- **Exercise objective**
Keep the wording of each record exactly the same when you repeat it, and leave out pictures.

(Records about charts and figures)
+ + + + + + +
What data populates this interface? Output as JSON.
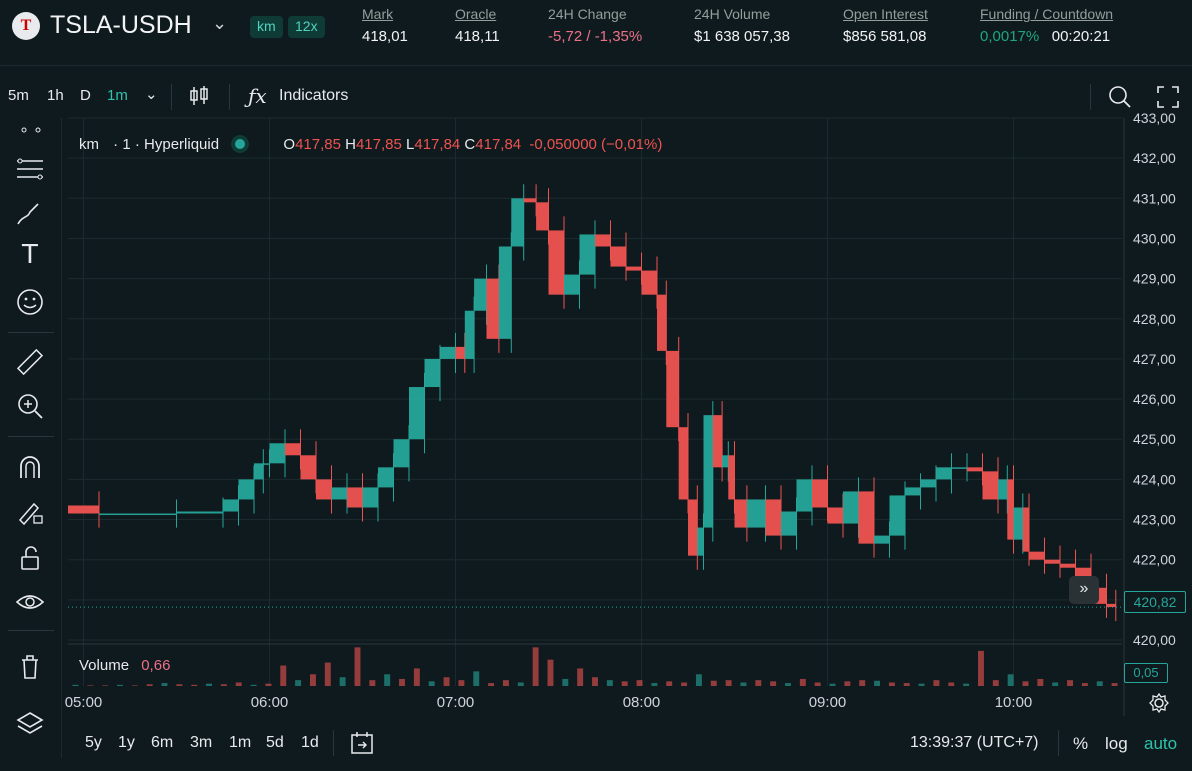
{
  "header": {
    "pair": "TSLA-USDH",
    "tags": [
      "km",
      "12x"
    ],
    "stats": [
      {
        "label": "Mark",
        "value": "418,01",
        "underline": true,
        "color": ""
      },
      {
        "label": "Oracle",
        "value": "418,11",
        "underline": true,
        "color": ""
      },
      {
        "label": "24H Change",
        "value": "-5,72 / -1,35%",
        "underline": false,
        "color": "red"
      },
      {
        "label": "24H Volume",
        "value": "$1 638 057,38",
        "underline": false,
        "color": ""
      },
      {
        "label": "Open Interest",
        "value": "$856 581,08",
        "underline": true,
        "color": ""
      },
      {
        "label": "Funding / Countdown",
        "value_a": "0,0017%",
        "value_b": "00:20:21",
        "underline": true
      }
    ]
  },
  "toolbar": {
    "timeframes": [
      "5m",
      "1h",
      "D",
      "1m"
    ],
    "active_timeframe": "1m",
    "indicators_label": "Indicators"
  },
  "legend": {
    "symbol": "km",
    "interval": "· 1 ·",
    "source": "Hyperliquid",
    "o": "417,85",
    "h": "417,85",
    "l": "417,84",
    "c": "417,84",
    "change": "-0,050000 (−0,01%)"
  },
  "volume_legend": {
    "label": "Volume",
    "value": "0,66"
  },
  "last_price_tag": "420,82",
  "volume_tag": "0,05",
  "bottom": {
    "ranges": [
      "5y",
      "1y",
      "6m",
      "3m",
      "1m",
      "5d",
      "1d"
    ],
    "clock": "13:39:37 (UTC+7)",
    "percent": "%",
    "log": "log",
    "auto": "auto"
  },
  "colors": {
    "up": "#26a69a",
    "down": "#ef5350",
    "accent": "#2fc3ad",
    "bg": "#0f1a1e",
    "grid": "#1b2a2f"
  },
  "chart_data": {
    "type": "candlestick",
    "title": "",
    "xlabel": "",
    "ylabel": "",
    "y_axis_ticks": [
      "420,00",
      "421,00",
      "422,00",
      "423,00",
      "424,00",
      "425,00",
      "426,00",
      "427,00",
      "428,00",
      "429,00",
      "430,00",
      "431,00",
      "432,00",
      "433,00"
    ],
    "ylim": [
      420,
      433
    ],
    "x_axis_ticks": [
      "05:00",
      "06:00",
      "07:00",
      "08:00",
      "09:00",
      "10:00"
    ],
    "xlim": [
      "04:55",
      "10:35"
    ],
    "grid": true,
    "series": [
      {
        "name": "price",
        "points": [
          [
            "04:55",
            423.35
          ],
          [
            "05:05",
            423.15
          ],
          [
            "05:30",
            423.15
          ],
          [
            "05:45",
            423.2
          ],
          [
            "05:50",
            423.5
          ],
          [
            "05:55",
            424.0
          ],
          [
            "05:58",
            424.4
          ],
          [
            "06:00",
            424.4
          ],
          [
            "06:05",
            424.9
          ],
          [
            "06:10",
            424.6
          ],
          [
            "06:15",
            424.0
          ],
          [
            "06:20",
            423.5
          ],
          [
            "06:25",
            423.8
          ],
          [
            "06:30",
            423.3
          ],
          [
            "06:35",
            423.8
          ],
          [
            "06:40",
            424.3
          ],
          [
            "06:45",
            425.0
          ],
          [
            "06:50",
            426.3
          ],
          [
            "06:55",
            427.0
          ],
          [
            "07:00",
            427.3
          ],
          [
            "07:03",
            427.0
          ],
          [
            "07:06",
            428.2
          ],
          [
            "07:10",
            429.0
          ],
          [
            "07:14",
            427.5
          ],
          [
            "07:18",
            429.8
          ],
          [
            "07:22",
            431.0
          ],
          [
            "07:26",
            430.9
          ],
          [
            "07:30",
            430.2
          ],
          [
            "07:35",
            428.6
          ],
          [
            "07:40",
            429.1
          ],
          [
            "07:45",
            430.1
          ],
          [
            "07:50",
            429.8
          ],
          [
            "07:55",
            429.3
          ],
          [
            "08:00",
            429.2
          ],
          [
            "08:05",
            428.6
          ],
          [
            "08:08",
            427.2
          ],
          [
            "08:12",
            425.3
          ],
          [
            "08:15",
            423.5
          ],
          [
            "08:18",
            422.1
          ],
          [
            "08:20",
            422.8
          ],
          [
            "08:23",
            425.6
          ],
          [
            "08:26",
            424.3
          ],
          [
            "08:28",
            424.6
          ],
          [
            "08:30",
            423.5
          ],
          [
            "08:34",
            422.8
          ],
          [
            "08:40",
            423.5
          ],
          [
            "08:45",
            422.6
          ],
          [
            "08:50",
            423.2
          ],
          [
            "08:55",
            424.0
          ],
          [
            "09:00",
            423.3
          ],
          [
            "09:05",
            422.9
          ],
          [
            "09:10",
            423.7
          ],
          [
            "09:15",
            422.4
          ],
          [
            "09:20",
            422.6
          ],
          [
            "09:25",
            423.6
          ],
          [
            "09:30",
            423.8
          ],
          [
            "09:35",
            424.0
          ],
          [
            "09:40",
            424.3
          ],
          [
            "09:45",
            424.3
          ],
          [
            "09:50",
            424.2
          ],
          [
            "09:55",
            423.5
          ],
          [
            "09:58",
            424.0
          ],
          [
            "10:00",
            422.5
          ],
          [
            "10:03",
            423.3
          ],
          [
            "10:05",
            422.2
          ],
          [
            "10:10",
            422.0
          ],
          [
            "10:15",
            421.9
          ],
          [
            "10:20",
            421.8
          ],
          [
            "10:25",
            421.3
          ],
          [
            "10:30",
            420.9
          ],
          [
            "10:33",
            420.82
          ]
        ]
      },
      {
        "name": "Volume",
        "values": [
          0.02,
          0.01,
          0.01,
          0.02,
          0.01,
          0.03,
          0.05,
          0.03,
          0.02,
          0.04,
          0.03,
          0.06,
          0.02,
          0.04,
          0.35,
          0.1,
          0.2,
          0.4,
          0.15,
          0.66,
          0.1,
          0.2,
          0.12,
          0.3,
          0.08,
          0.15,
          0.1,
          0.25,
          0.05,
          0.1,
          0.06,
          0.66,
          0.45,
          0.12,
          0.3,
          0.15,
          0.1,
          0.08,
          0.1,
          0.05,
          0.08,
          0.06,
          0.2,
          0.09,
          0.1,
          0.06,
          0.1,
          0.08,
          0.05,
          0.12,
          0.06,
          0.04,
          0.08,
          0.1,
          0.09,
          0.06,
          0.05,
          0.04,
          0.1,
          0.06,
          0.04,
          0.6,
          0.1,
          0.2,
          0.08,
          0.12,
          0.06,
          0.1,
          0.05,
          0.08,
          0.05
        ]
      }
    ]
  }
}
+ + + + + + +
- **Task output**
What data populates this interface? Output as JSON.
{
  "header": {
    "pair": "TSLA-USDH",
    "tags": [
      "km",
      "12x"
    ],
    "stats": [
      {
        "label": "Mark",
        "value": "418,01",
        "underline": true,
        "color": ""
      },
      {
        "label": "Oracle",
        "value": "418,11",
        "underline": true,
        "color": ""
      },
      {
        "label": "24H Change",
        "value": "-5,72 / -1,35%",
        "underline": false,
        "color": "red"
      },
      {
        "label": "24H Volume",
        "value": "$1 638 057,38",
        "underline": false,
        "color": ""
      },
      {
        "label": "Open Interest",
        "value": "$856 581,08",
        "underline": true,
        "color": ""
      },
      {
        "label": "Funding / Countdown",
        "value_a": "0,0017%",
        "value_b": "00:20:21",
        "underline": true
      }
    ]
  },
  "toolbar": {
    "timeframes": [
      "5m",
      "1h",
      "D",
      "1m"
    ],
    "active_timeframe": "1m",
    "indicators_label": "Indicators"
  },
  "legend": {
    "symbol": "km",
    "interval": "· 1 ·",
    "source": "Hyperliquid",
    "o": "417,85",
    "h": "417,85",
    "l": "417,84",
    "c": "417,84",
    "change": "-0,050000 (−0,01%)"
  },
  "volume_legend": {
    "label": "Volume",
    "value": "0,66"
  },
  "last_price_tag": "420,82",
  "volume_tag": "0,05",
  "bottom": {
    "ranges": [
      "5y",
      "1y",
      "6m",
      "3m",
      "1m",
      "5d",
      "1d"
    ],
    "clock": "13:39:37 (UTC+7)",
    "percent": "%",
    "log": "log",
    "auto": "auto"
  },
  "colors": {
    "up": "#26a69a",
    "down": "#ef5350",
    "accent": "#2fc3ad",
    "bg": "#0f1a1e",
    "grid": "#1b2a2f"
  },
  "chart_data": {
    "type": "candlestick",
    "title": "",
    "xlabel": "",
    "ylabel": "",
    "y_axis_ticks": [
      "420,00",
      "421,00",
      "422,00",
      "423,00",
      "424,00",
      "425,00",
      "426,00",
      "427,00",
      "428,00",
      "429,00",
      "430,00",
      "431,00",
      "432,00",
      "433,00"
    ],
    "ylim": [
      420,
      433
    ],
    "x_axis_ticks": [
      "05:00",
      "06:00",
      "07:00",
      "08:00",
      "09:00",
      "10:00"
    ],
    "xlim": [
      "04:55",
      "10:35"
    ],
    "grid": true,
    "series": [
      {
        "name": "price",
        "points": [
          [
            "04:55",
            423.35
          ],
          [
            "05:05",
            423.15
          ],
          [
            "05:30",
            423.15
          ],
          [
            "05:45",
            423.2
          ],
          [
            "05:50",
            423.5
          ],
          [
            "05:55",
            424.0
          ],
          [
            "05:58",
            424.4
          ],
          [
            "06:00",
            424.4
          ],
          [
            "06:05",
            424.9
          ],
          [
            "06:10",
            424.6
          ],
          [
            "06:15",
            424.0
          ],
          [
            "06:20",
            423.5
          ],
          [
            "06:25",
            423.8
          ],
          [
            "06:30",
            423.3
          ],
          [
            "06:35",
            423.8
          ],
          [
            "06:40",
            424.3
          ],
          [
            "06:45",
            425.0
          ],
          [
            "06:50",
            426.3
          ],
          [
            "06:55",
            427.0
          ],
          [
            "07:00",
            427.3
          ],
          [
            "07:03",
            427.0
          ],
          [
            "07:06",
            428.2
          ],
          [
            "07:10",
            429.0
          ],
          [
            "07:14",
            427.5
          ],
          [
            "07:18",
            429.8
          ],
          [
            "07:22",
            431.0
          ],
          [
            "07:26",
            430.9
          ],
          [
            "07:30",
            430.2
          ],
          [
            "07:35",
            428.6
          ],
          [
            "07:40",
            429.1
          ],
          [
            "07:45",
            430.1
          ],
          [
            "07:50",
            429.8
          ],
          [
            "07:55",
            429.3
          ],
          [
            "08:00",
            429.2
          ],
          [
            "08:05",
            428.6
          ],
          [
            "08:08",
            427.2
          ],
          [
            "08:12",
            425.3
          ],
          [
            "08:15",
            423.5
          ],
          [
            "08:18",
            422.1
          ],
          [
            "08:20",
            422.8
          ],
          [
            "08:23",
            425.6
          ],
          [
            "08:26",
            424.3
          ],
          [
            "08:28",
            424.6
          ],
          [
            "08:30",
            423.5
          ],
          [
            "08:34",
            422.8
          ],
          [
            "08:40",
            423.5
          ],
          [
            "08:45",
            422.6
          ],
          [
            "08:50",
            423.2
          ],
          [
            "08:55",
            424.0
          ],
          [
            "09:00",
            423.3
          ],
          [
            "09:05",
            422.9
          ],
          [
            "09:10",
            423.7
          ],
          [
            "09:15",
            422.4
          ],
          [
            "09:20",
            422.6
          ],
          [
            "09:25",
            423.6
          ],
          [
            "09:30",
            423.8
          ],
          [
            "09:35",
            424.0
          ],
          [
            "09:40",
            424.3
          ],
          [
            "09:45",
            424.3
          ],
          [
            "09:50",
            424.2
          ],
          [
            "09:55",
            423.5
          ],
          [
            "09:58",
            424.0
          ],
          [
            "10:00",
            422.5
          ],
          [
            "10:03",
            423.3
          ],
          [
            "10:05",
            422.2
          ],
          [
            "10:10",
            422.0
          ],
          [
            "10:15",
            421.9
          ],
          [
            "10:20",
            421.8
          ],
          [
            "10:25",
            421.3
          ],
          [
            "10:30",
            420.9
          ],
          [
            "10:33",
            420.82
          ]
        ]
      },
      {
        "name": "Volume",
        "values": [
          0.02,
          0.01,
          0.01,
          0.02,
          0.01,
          0.03,
          0.05,
          0.03,
          0.02,
          0.04,
          0.03,
          0.06,
          0.02,
          0.04,
          0.35,
          0.1,
          0.2,
          0.4,
          0.15,
          0.66,
          0.1,
          0.2,
          0.12,
          0.3,
          0.08,
          0.15,
          0.1,
          0.25,
          0.05,
          0.1,
          0.06,
          0.66,
          0.45,
          0.12,
          0.3,
          0.15,
          0.1,
          0.08,
          0.1,
          0.05,
          0.08,
          0.06,
          0.2,
          0.09,
          0.1,
          0.06,
          0.1,
          0.08,
          0.05,
          0.12,
          0.06,
          0.04,
          0.08,
          0.1,
          0.09,
          0.06,
          0.05,
          0.04,
          0.1,
          0.06,
          0.04,
          0.6,
          0.1,
          0.2,
          0.08,
          0.12,
          0.06,
          0.1,
          0.05,
          0.08,
          0.05
        ]
      }
    ]
  }
}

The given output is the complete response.